■ EXTRACTED ENTRIES ■
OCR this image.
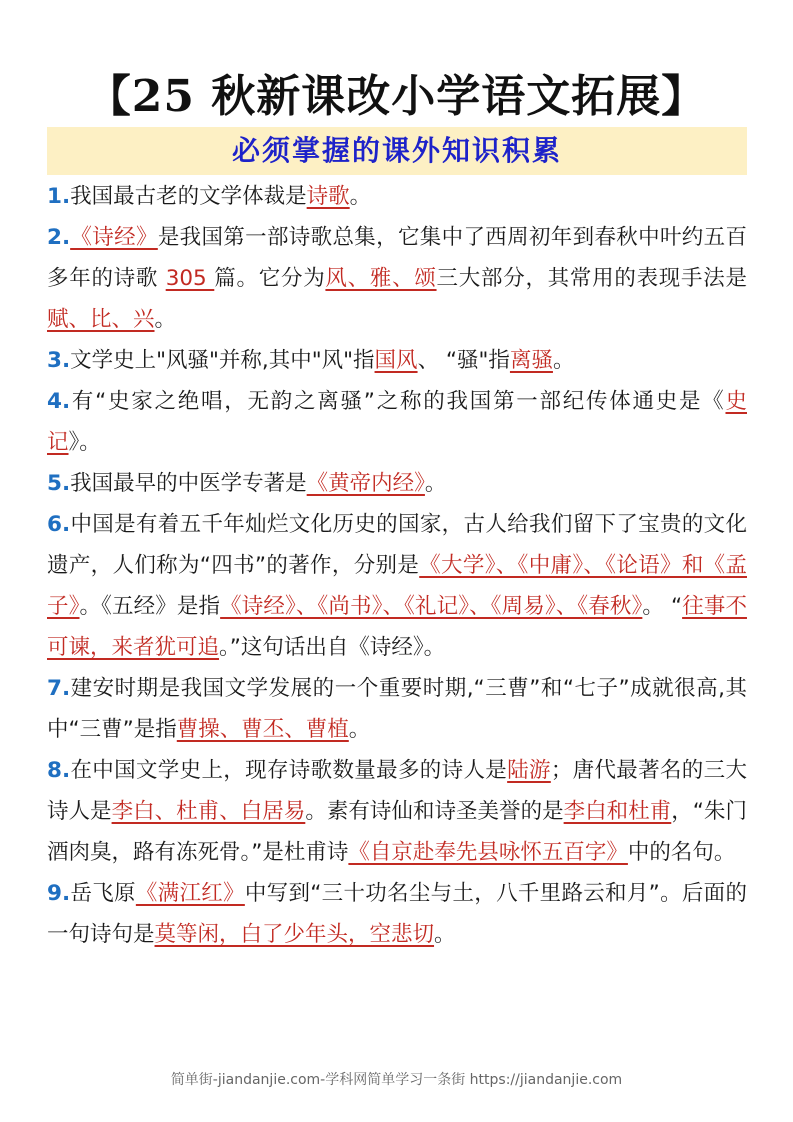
【25 秋新课改小学语文拓展】
必须掌握的课外知识积累

1.我国最古老的文学体裁是诗歌。

2.《诗经》是我国第一部诗歌总集，它集中了西周初年到春秋中叶约五百多年的诗歌 305 篇。它分为风、雅、颂三大部分，其常用的表现手法是赋、比、兴。

3.文学史上"风骚"并称,其中"风"指国风、 “骚"指离骚。

4.有“史家之绝唱，无韵之离骚”之称的我国第一部纪传体通史是《史记》。

5.我国最早的中医学专著是《黄帝内经》。

6.中国是有着五千年灿烂文化历史的国家，古人给我们留下了宝贵的文化遗产，人们称为“四书”的著作，分别是《大学》、《中庸》、《论语》和《孟子》。《五经》是指《诗经》、《尚书》、《礼记》、《周易》、《春秋》。 “往事不可谏，来者犹可追。”这句话出自《诗经》。

7.建安时期是我国文学发展的一个重要时期,“三曹”和“七子”成就很高,其中“三曹”是指曹操、曹丕、曹植。

8.在中国文学史上，现存诗歌数量最多的诗人是陆游；唐代最著名的三大诗人是李白、杜甫、白居易。素有诗仙和诗圣美誉的是李白和杜甫，“朱门酒肉臭，路有冻死骨。”是杜甫诗《自京赴奉先县咏怀五百字》中的名句。

9.岳飞原《满江红》中写到“三十功名尘与土，八千里路云和月”。后面的一句诗句是莫等闲，白了少年头，空悲切。

简单街-jiandanjie.com-学科网简单学习一条街 https://jiandanjie.com
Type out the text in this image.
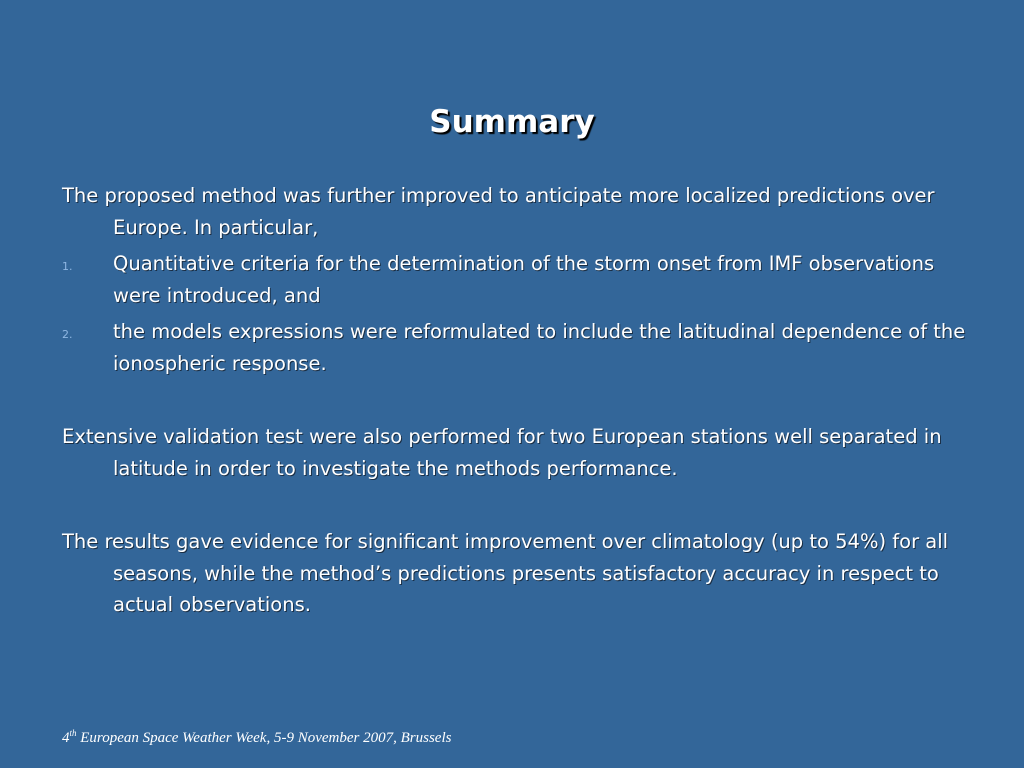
Summary

The proposed method was further improved to anticipate more localized predictions over Europe. In particular,

1. Quantitative criteria for the determination of the storm onset from IMF observations were introduced, and
2. the models expressions were reformulated to include the latitudinal dependence of the ionospheric response.

Extensive validation test were also performed for two European stations well separated in latitude in order to investigate the methods performance.

The results gave evidence for significant improvement over climatology (up to 54%) for all seasons, while the method’s predictions presents satisfactory accuracy in respect to actual observations.

4th European Space Weather Week, 5-9 November 2007, Brussels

■ SET TASK ■
Quote the preceding records in their entirety, excluding every picture.

■ RESPONSE TO THE TASK ■
OCR this image.
【25 秋新课改小学语文拓展】
必须掌握的课外知识积累

1.我国最古老的文学体裁是诗歌。

2.《诗经》是我国第一部诗歌总集，它集中了西周初年到春秋中叶约五百多年的诗歌 305 篇。它分为风、雅、颂三大部分，其常用的表现手法是赋、比、兴。

3.文学史上"风骚"并称,其中"风"指国风、 “骚"指离骚。

4.有“史家之绝唱，无韵之离骚”之称的我国第一部纪传体通史是《史记》。

5.我国最早的中医学专著是《黄帝内经》。

6.中国是有着五千年灿烂文化历史的国家，古人给我们留下了宝贵的文化遗产，人们称为“四书”的著作，分别是《大学》、《中庸》、《论语》和《孟子》。《五经》是指《诗经》、《尚书》、《礼记》、《周易》、《春秋》。 “往事不可谏，来者犹可追。”这句话出自《诗经》。

7.建安时期是我国文学发展的一个重要时期,“三曹”和“七子”成就很高,其中“三曹”是指曹操、曹丕、曹植。

8.在中国文学史上，现存诗歌数量最多的诗人是陆游；唐代最著名的三大诗人是李白、杜甫、白居易。素有诗仙和诗圣美誉的是李白和杜甫，“朱门酒肉臭，路有冻死骨。”是杜甫诗《自京赴奉先县咏怀五百字》中的名句。

9.岳飞原《满江红》中写到“三十功名尘与土，八千里路云和月”。后面的一句诗句是莫等闲，白了少年头，空悲切。

简单街-jiandanjie.com-学科网简单学习一条街 https://jiandanjie.com
Type out the text in this image.
Summary

The proposed method was further improved to anticipate more localized predictions over Europe. In particular,

1. Quantitative criteria for the determination of the storm onset from IMF observations were introduced, and
2. the models expressions were reformulated to include the latitudinal dependence of the ionospheric response.

Extensive validation test were also performed for two European stations well separated in latitude in order to investigate the methods performance.

The results gave evidence for significant improvement over climatology (up to 54%) for all seasons, while the method’s predictions presents satisfactory accuracy in respect to actual observations.

4th European Space Weather Week, 5-9 November 2007, Brussels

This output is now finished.